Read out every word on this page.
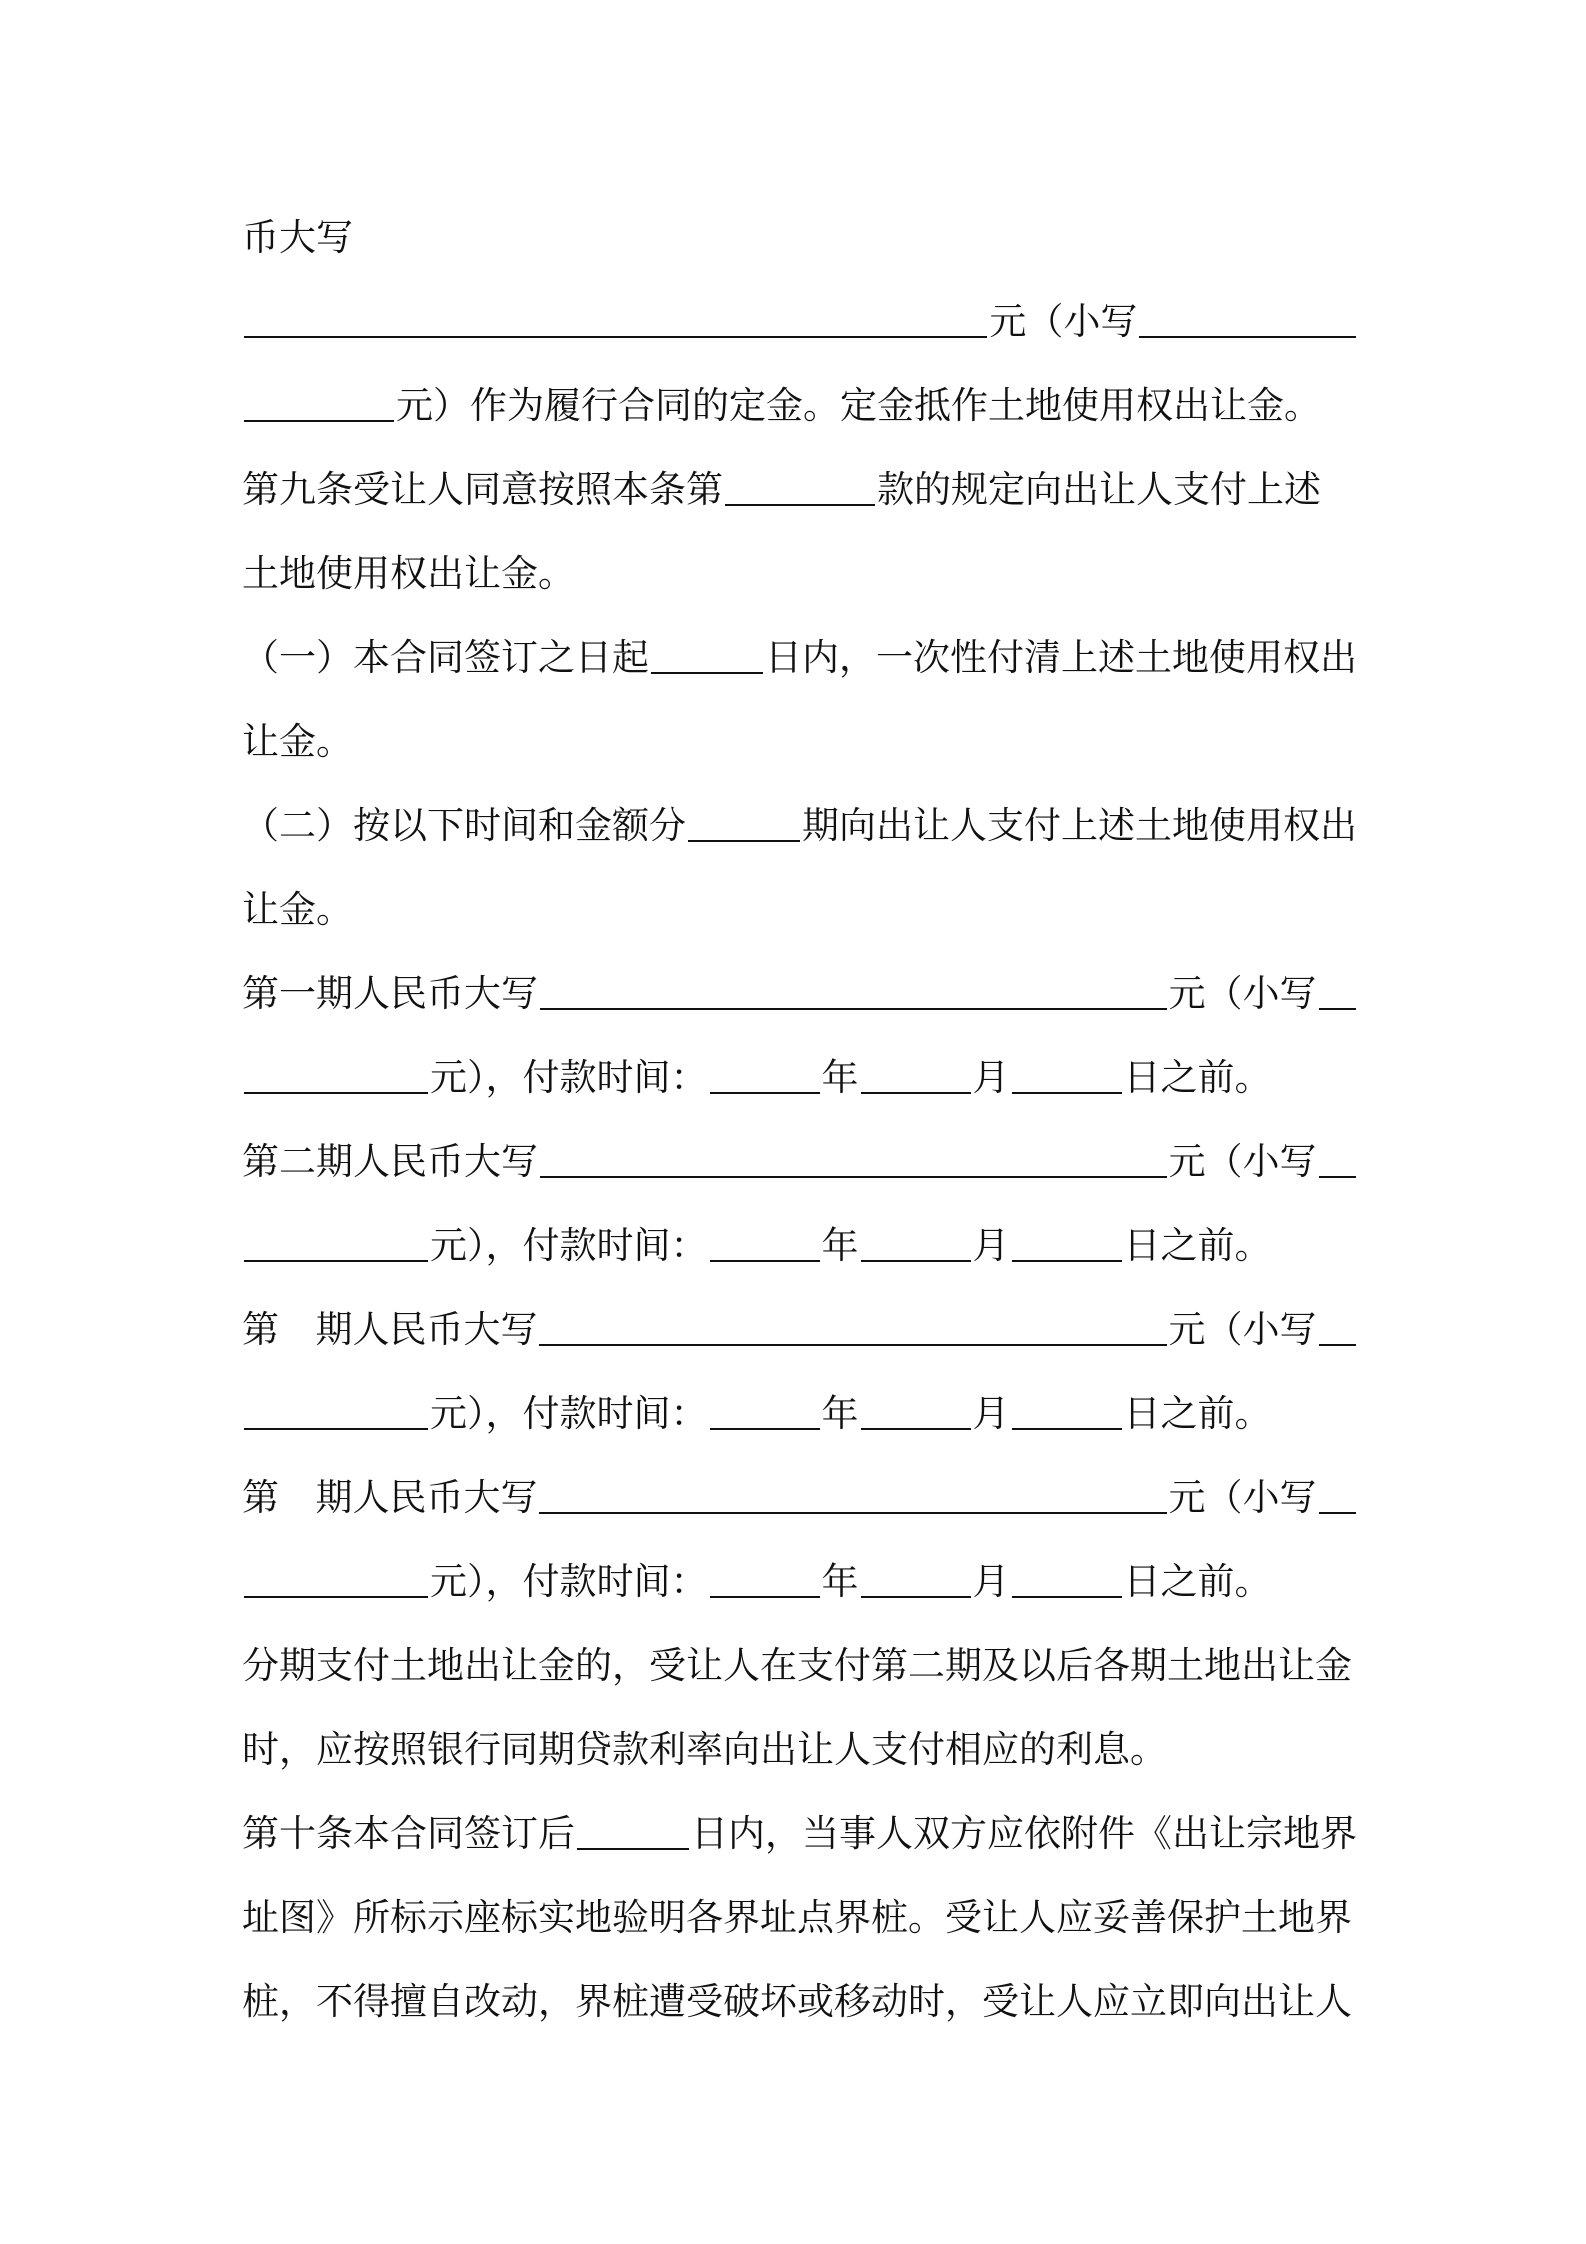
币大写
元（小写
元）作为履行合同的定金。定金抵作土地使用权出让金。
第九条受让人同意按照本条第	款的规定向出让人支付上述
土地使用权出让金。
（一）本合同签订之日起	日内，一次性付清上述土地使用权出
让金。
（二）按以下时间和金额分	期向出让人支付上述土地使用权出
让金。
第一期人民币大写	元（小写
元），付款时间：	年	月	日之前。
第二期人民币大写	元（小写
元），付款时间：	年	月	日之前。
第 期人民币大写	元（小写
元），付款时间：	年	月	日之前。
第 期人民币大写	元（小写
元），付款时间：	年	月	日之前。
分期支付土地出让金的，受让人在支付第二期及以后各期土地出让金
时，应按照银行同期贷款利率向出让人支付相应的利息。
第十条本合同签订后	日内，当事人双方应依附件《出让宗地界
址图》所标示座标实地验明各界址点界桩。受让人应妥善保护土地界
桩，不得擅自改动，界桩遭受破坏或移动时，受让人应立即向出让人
================
## [Written instruction]
Excluding the pictures, reproduce every entry exactly as given.

## [In response]
Read out every word on this page.
币大写
元（小写
元）作为履行合同的定金。定金抵作土地使用权出让金。
第九条受让人同意按照本条第	款的规定向出让人支付上述
土地使用权出让金。
（一）本合同签订之日起	日内，一次性付清上述土地使用权出
让金。
（二）按以下时间和金额分	期向出让人支付上述土地使用权出
让金。
第一期人民币大写	元（小写
元），付款时间：	年	月	日之前。
第二期人民币大写	元（小写
元），付款时间：	年	月	日之前。
第 期人民币大写	元（小写
元），付款时间：	年	月	日之前。
第 期人民币大写	元（小写
元），付款时间：	年	月	日之前。
分期支付土地出让金的，受让人在支付第二期及以后各期土地出让金
时，应按照银行同期贷款利率向出让人支付相应的利息。
第十条本合同签订后	日内，当事人双方应依附件《出让宗地界
址图》所标示座标实地验明各界址点界桩。受让人应妥善保护土地界
桩，不得擅自改动，界桩遭受破坏或移动时，受让人应立即向出让人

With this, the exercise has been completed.